» Try it: The answer is every line in the data below that contains the word "energiskatt".

Page content records:

· · · ·

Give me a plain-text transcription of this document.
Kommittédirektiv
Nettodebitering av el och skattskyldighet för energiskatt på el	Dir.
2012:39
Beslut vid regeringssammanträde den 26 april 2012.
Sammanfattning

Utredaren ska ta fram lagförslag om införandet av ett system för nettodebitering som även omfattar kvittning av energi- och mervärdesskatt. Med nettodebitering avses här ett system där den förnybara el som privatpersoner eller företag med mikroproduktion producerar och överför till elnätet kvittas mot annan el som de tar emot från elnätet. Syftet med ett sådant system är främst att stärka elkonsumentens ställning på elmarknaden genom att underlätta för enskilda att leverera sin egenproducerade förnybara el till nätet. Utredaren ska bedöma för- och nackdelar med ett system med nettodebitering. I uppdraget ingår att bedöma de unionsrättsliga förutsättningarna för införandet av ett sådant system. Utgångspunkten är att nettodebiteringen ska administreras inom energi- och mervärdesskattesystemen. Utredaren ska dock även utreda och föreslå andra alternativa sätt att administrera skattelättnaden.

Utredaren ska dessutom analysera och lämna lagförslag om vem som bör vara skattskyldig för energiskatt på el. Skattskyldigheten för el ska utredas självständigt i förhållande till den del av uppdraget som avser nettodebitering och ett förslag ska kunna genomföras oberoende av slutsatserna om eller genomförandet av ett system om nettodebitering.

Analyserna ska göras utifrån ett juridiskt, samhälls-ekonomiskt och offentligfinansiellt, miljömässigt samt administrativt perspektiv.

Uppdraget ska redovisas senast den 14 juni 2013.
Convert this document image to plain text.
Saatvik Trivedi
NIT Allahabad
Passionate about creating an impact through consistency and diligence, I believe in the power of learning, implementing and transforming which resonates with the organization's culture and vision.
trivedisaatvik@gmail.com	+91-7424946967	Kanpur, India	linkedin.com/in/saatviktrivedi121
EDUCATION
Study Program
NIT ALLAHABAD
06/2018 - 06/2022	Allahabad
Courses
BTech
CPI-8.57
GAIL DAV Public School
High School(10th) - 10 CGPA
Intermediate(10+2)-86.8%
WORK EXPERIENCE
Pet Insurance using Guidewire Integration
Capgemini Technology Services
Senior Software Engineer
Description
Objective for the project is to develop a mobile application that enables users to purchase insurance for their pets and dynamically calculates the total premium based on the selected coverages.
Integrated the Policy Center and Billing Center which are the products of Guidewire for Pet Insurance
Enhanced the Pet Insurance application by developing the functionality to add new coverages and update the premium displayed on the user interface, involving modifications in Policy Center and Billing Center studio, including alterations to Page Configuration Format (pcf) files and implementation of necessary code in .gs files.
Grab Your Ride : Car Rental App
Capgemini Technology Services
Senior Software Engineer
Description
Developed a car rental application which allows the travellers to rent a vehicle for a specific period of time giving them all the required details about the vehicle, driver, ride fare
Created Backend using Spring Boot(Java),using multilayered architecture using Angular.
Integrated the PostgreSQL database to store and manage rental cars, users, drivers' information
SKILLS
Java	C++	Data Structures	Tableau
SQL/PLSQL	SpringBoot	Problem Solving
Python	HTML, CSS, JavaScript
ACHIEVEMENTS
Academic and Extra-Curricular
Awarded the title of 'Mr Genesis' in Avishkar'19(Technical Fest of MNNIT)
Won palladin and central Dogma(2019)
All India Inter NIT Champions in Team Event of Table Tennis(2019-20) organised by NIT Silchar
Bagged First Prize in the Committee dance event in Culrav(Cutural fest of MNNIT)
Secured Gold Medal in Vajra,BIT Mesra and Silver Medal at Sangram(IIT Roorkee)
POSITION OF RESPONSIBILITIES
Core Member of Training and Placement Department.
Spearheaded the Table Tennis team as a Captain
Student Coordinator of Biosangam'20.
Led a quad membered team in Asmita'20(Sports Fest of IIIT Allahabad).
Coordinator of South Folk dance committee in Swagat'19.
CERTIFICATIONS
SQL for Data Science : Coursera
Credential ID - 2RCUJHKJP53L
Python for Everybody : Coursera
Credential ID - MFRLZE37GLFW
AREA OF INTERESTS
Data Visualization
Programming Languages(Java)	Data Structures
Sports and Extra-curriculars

· · · ·

» Answer to the exercise:
Nettodebitering av el och skattskyldighet för energiskatt på el	Dir.
Utredaren ska dessutom analysera och lämna lagförslag om vem som bör vara skattskyldig för energiskatt på el. Skattskyldigheten för el ska utredas självständigt i förhållande till den del av uppdraget som avser nettodebitering och ett förslag ska kunna genomföras oberoende av slutsatserna om eller genomförandet av ett system om nettodebitering.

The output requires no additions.